Extracted records
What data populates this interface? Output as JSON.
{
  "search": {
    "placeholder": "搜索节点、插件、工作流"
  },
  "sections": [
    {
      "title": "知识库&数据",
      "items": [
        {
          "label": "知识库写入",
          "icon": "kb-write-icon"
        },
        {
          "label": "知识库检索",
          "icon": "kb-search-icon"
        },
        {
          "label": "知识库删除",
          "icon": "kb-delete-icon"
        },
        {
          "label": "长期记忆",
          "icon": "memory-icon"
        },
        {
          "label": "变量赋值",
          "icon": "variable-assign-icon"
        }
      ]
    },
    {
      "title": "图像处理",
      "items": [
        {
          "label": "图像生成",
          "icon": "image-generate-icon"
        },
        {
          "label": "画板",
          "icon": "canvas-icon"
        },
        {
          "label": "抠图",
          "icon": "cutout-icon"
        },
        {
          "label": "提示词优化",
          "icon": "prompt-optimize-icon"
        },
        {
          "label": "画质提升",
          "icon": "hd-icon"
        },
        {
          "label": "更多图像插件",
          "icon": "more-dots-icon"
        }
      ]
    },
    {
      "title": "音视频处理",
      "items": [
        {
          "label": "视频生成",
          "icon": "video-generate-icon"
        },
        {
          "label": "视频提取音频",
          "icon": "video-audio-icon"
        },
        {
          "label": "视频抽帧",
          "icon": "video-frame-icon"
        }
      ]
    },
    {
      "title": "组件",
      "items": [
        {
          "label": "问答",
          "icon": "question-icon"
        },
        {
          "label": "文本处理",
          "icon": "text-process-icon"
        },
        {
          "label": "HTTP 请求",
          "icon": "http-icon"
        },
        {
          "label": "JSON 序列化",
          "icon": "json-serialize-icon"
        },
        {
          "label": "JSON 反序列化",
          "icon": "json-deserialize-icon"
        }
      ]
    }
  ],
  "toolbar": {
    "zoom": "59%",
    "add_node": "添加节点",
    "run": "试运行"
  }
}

### What you need to do
Copy all lines from the material that contain "generate".

### Written response
          "icon": "image-generate-icon"
          "icon": "video-generate-icon"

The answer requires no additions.